**AIM OF THE EXERCISE**:
Retype everything in the listing, leaving each line exactly as it is.

**EXERCISE DATA**:
————————

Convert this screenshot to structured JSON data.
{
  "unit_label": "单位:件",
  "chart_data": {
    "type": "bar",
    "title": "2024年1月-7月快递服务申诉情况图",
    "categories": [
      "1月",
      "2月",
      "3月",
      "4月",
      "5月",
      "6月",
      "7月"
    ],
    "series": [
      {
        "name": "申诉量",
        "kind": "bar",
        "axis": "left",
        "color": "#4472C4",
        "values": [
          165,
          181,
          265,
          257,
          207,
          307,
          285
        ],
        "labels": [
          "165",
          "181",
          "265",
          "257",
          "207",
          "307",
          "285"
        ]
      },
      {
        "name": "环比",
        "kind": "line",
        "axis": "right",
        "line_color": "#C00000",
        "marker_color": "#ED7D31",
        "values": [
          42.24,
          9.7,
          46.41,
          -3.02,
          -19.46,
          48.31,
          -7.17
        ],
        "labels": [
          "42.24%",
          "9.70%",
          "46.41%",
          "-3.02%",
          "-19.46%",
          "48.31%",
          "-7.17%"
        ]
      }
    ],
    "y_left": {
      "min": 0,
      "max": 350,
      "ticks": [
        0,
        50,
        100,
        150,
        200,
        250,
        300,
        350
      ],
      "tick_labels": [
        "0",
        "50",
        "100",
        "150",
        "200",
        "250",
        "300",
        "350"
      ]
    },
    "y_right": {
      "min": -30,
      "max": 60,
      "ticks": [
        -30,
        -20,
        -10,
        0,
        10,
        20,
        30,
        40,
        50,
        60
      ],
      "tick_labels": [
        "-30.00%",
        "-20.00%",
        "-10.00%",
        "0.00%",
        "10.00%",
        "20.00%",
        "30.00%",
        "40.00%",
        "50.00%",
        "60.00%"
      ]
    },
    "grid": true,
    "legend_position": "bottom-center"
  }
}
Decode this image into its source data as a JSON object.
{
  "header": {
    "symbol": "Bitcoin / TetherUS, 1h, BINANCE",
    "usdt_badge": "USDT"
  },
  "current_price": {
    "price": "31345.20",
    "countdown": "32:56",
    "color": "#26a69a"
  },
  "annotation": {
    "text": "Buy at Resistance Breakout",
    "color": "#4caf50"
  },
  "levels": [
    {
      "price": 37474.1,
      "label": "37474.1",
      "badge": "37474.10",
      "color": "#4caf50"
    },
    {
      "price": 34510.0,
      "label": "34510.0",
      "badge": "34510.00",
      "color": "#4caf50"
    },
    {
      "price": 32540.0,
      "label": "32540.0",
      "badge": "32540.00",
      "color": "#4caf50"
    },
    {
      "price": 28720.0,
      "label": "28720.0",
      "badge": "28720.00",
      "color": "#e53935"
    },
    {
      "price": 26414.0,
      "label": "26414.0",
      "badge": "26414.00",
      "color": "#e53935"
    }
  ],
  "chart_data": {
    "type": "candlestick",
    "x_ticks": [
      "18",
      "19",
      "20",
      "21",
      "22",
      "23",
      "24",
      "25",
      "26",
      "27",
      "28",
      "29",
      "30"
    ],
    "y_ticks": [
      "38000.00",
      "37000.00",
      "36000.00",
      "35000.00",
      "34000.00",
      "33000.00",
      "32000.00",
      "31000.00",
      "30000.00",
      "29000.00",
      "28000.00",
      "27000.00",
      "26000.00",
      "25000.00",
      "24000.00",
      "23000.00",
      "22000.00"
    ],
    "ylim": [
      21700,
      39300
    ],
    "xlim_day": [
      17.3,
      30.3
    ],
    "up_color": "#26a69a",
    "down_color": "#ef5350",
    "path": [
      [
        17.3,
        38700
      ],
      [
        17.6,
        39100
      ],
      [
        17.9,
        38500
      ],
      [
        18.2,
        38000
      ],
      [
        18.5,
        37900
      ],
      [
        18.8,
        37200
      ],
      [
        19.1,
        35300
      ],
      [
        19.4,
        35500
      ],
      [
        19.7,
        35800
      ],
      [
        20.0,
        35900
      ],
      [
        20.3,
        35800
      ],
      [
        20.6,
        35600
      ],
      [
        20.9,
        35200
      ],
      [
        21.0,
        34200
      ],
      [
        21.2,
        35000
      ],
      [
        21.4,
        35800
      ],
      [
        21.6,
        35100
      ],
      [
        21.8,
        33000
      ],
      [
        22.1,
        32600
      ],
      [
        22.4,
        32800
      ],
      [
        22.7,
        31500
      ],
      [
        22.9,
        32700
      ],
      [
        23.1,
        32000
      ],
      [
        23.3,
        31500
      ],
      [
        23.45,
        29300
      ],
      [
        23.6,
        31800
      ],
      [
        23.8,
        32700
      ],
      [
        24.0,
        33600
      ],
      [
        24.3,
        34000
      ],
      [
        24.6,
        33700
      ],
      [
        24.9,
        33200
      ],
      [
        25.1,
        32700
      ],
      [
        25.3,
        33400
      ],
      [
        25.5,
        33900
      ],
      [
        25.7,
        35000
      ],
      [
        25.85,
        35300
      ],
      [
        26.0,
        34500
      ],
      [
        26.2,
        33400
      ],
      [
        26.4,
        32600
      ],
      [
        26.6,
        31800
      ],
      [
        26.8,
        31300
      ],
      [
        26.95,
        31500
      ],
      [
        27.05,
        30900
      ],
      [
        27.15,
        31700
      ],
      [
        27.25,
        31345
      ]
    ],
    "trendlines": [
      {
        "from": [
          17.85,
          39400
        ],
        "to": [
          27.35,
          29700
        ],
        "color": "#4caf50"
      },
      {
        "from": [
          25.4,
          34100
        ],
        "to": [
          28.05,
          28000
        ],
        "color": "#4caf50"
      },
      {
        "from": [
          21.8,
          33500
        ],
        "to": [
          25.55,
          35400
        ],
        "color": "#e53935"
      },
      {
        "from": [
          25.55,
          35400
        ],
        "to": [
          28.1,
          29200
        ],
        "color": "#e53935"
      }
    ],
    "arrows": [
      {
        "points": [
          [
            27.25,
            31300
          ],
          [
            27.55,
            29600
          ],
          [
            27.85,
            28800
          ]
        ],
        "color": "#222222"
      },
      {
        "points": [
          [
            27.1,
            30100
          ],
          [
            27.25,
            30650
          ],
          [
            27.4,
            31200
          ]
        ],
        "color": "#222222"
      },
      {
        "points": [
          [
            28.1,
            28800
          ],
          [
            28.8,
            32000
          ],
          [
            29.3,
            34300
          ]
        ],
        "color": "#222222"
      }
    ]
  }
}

————————

**ANSWER FOR THE TASK**:
Convert this screenshot to structured JSON data.
{
  "unit_label": "单位:件",
  "chart_data": {
    "type": "bar",
    "title": "2024年1月-7月快递服务申诉情况图",
    "categories": [
      "1月",
      "2月",
      "3月",
      "4月",
      "5月",
      "6月",
      "7月"
    ],
    "series": [
      {
        "name": "申诉量",
        "kind": "bar",
        "axis": "left",
        "color": "#4472C4",
        "values": [
          165,
          181,
          265,
          257,
          207,
          307,
          285
        ],
        "labels": [
          "165",
          "181",
          "265",
          "257",
          "207",
          "307",
          "285"
        ]
      },
      {
        "name": "环比",
        "kind": "line",
        "axis": "right",
        "line_color": "#C00000",
        "marker_color": "#ED7D31",
        "values": [
          42.24,
          9.7,
          46.41,
          -3.02,
          -19.46,
          48.31,
          -7.17
        ],
        "labels": [
          "42.24%",
          "9.70%",
          "46.41%",
          "-3.02%",
          "-19.46%",
          "48.31%",
          "-7.17%"
        ]
      }
    ],
    "y_left": {
      "min": 0,
      "max": 350,
      "ticks": [
        0,
        50,
        100,
        150,
        200,
        250,
        300,
        350
      ],
      "tick_labels": [
        "0",
        "50",
        "100",
        "150",
        "200",
        "250",
        "300",
        "350"
      ]
    },
    "y_right": {
      "min": -30,
      "max": 60,
      "ticks": [
        -30,
        -20,
        -10,
        0,
        10,
        20,
        30,
        40,
        50,
        60
      ],
      "tick_labels": [
        "-30.00%",
        "-20.00%",
        "-10.00%",
        "0.00%",
        "10.00%",
        "20.00%",
        "30.00%",
        "40.00%",
        "50.00%",
        "60.00%"
      ]
    },
    "grid": true,
    "legend_position": "bottom-center"
  }
}
Decode this image into its source data as a JSON object.
{
  "header": {
    "symbol": "Bitcoin / TetherUS, 1h, BINANCE",
    "usdt_badge": "USDT"
  },
  "current_price": {
    "price": "31345.20",
    "countdown": "32:56",
    "color": "#26a69a"
  },
  "annotation": {
    "text": "Buy at Resistance Breakout",
    "color": "#4caf50"
  },
  "levels": [
    {
      "price": 37474.1,
      "label": "37474.1",
      "badge": "37474.10",
      "color": "#4caf50"
    },
    {
      "price": 34510.0,
      "label": "34510.0",
      "badge": "34510.00",
      "color": "#4caf50"
    },
    {
      "price": 32540.0,
      "label": "32540.0",
      "badge": "32540.00",
      "color": "#4caf50"
    },
    {
      "price": 28720.0,
      "label": "28720.0",
      "badge": "28720.00",
      "color": "#e53935"
    },
    {
      "price": 26414.0,
      "label": "26414.0",
      "badge": "26414.00",
      "color": "#e53935"
    }
  ],
  "chart_data": {
    "type": "candlestick",
    "x_ticks": [
      "18",
      "19",
      "20",
      "21",
      "22",
      "23",
      "24",
      "25",
      "26",
      "27",
      "28",
      "29",
      "30"
    ],
    "y_ticks": [
      "38000.00",
      "37000.00",
      "36000.00",
      "35000.00",
      "34000.00",
      "33000.00",
      "32000.00",
      "31000.00",
      "30000.00",
      "29000.00",
      "28000.00",
      "27000.00",
      "26000.00",
      "25000.00",
      "24000.00",
      "23000.00",
      "22000.00"
    ],
    "ylim": [
      21700,
      39300
    ],
    "xlim_day": [
      17.3,
      30.3
    ],
    "up_color": "#26a69a",
    "down_color": "#ef5350",
    "path": [
      [
        17.3,
        38700
      ],
      [
        17.6,
        39100
      ],
      [
        17.9,
        38500
      ],
      [
        18.2,
        38000
      ],
      [
        18.5,
        37900
      ],
      [
        18.8,
        37200
      ],
      [
        19.1,
        35300
      ],
      [
        19.4,
        35500
      ],
      [
        19.7,
        35800
      ],
      [
        20.0,
        35900
      ],
      [
        20.3,
        35800
      ],
      [
        20.6,
        35600
      ],
      [
        20.9,
        35200
      ],
      [
        21.0,
        34200
      ],
      [
        21.2,
        35000
      ],
      [
        21.4,
        35800
      ],
      [
        21.6,
        35100
      ],
      [
        21.8,
        33000
      ],
      [
        22.1,
        32600
      ],
      [
        22.4,
        32800
      ],
      [
        22.7,
        31500
      ],
      [
        22.9,
        32700
      ],
      [
        23.1,
        32000
      ],
      [
        23.3,
        31500
      ],
      [
        23.45,
        29300
      ],
      [
        23.6,
        31800
      ],
      [
        23.8,
        32700
      ],
      [
        24.0,
        33600
      ],
      [
        24.3,
        34000
      ],
      [
        24.6,
        33700
      ],
      [
        24.9,
        33200
      ],
      [
        25.1,
        32700
      ],
      [
        25.3,
        33400
      ],
      [
        25.5,
        33900
      ],
      [
        25.7,
        35000
      ],
      [
        25.85,
        35300
      ],
      [
        26.0,
        34500
      ],
      [
        26.2,
        33400
      ],
      [
        26.4,
        32600
      ],
      [
        26.6,
        31800
      ],
      [
        26.8,
        31300
      ],
      [
        26.95,
        31500
      ],
      [
        27.05,
        30900
      ],
      [
        27.15,
        31700
      ],
      [
        27.25,
        31345
      ]
    ],
    "trendlines": [
      {
        "from": [
          17.85,
          39400
        ],
        "to": [
          27.35,
          29700
        ],
        "color": "#4caf50"
      },
      {
        "from": [
          25.4,
          34100
        ],
        "to": [
          28.05,
          28000
        ],
        "color": "#4caf50"
      },
      {
        "from": [
          21.8,
          33500
        ],
        "to": [
          25.55,
          35400
        ],
        "color": "#e53935"
      },
      {
        "from": [
          25.55,
          35400
        ],
        "to": [
          28.1,
          29200
        ],
        "color": "#e53935"
      }
    ],
    "arrows": [
      {
        "points": [
          [
            27.25,
            31300
          ],
          [
            27.55,
            29600
          ],
          [
            27.85,
            28800
          ]
        ],
        "color": "#222222"
      },
      {
        "points": [
          [
            27.1,
            30100
          ],
          [
            27.25,
            30650
          ],
          [
            27.4,
            31200
          ]
        ],
        "color": "#222222"
      },
      {
        "points": [
          [
            28.1,
            28800
          ],
          [
            28.8,
            32000
          ],
          [
            29.3,
            34300
          ]
        ],
        "color": "#222222"
      }
    ]
  }
}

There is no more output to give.